_Exercise requirements_. Copy out all lines that hold "reverse".

[Extracted records]
• • • •

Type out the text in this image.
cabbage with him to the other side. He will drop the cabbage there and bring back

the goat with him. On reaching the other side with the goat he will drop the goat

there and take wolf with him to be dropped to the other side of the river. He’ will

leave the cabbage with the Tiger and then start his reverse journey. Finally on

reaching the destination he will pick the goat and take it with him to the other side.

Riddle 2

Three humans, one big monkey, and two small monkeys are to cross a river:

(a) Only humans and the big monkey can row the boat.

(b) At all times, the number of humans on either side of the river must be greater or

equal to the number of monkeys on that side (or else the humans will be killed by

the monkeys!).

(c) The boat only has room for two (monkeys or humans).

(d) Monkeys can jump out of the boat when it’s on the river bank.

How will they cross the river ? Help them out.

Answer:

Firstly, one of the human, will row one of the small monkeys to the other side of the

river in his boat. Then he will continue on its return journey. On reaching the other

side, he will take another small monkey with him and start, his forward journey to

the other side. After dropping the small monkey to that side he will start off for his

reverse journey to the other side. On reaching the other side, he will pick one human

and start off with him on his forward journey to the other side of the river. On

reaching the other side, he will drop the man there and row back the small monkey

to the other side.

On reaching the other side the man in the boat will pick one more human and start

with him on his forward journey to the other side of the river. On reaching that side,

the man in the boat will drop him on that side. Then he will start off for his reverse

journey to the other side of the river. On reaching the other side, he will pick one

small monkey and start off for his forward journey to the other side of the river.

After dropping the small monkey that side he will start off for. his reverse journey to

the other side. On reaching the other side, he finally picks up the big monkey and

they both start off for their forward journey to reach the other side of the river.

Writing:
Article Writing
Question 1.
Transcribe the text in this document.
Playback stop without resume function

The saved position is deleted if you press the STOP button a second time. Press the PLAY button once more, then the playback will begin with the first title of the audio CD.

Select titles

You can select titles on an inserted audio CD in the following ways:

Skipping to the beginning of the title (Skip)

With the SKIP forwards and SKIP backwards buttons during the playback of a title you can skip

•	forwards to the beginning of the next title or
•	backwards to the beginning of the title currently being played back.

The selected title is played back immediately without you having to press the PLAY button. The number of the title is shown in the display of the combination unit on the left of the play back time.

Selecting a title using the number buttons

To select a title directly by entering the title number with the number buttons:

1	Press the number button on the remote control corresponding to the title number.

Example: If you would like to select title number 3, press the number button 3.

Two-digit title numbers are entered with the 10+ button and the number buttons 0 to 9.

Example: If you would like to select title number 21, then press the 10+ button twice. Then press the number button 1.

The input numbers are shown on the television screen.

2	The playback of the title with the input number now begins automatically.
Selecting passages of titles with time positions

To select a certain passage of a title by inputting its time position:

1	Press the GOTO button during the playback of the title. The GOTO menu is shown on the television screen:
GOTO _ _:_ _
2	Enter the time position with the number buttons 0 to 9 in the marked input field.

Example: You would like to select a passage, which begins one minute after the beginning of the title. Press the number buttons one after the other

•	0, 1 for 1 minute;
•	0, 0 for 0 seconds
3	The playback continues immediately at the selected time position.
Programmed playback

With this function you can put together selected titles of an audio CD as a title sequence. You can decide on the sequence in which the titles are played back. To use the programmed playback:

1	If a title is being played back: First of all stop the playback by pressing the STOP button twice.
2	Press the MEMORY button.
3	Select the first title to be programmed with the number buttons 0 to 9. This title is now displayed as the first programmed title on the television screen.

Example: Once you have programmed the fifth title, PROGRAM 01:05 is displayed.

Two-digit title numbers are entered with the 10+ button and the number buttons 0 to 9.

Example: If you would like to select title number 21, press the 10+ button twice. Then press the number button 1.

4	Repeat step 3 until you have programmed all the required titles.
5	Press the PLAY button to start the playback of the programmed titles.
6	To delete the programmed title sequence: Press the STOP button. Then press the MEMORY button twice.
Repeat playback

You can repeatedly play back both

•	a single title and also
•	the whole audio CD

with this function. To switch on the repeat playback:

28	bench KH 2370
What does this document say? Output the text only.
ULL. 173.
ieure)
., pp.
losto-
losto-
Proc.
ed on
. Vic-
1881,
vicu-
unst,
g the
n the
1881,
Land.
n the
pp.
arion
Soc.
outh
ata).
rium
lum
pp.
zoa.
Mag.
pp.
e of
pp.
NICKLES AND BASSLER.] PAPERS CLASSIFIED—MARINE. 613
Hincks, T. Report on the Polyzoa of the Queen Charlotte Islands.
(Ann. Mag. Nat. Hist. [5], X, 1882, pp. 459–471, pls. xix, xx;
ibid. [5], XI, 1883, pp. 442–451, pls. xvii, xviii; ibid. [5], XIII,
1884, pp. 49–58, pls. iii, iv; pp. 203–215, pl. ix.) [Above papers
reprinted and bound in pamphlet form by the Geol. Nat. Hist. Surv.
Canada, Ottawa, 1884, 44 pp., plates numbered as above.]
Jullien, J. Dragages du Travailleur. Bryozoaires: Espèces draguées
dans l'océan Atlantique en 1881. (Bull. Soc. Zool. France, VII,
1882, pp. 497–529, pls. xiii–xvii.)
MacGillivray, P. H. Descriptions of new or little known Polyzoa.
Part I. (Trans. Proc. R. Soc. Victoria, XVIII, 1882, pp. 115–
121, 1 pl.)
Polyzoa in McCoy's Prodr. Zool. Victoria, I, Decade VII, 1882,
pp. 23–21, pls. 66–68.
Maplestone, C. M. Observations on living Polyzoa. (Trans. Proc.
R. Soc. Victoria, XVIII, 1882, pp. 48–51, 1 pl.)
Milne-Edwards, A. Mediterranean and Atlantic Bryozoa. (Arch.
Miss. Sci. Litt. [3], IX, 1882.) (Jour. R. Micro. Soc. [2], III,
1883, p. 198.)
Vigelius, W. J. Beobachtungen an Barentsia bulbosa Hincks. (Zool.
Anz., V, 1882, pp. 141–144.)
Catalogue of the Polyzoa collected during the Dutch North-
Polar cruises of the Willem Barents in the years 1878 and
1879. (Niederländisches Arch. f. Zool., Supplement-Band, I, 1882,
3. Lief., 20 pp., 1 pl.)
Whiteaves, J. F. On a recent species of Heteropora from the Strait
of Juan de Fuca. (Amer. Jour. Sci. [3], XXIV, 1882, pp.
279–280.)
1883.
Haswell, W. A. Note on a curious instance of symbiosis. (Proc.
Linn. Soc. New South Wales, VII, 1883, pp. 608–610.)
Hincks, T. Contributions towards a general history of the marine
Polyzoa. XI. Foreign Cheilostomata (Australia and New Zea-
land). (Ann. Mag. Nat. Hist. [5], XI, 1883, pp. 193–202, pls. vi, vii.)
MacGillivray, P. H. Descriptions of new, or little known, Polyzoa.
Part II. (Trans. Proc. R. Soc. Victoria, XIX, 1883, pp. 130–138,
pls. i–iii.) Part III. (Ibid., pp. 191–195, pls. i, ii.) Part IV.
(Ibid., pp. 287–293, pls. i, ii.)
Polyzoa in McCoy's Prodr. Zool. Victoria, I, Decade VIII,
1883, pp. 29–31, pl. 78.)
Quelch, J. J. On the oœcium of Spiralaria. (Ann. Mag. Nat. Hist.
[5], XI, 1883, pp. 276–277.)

• • • •

_Solution to this problem_.
leave the cabbage with the Tiger and then start his reverse journey. Finally on
reverse journey to the other side. On reaching the other side, he will pick one human
the man in the boat will drop him on that side. Then he will start off for his reverse
After dropping the small monkey that side he will start off for. his reverse journey to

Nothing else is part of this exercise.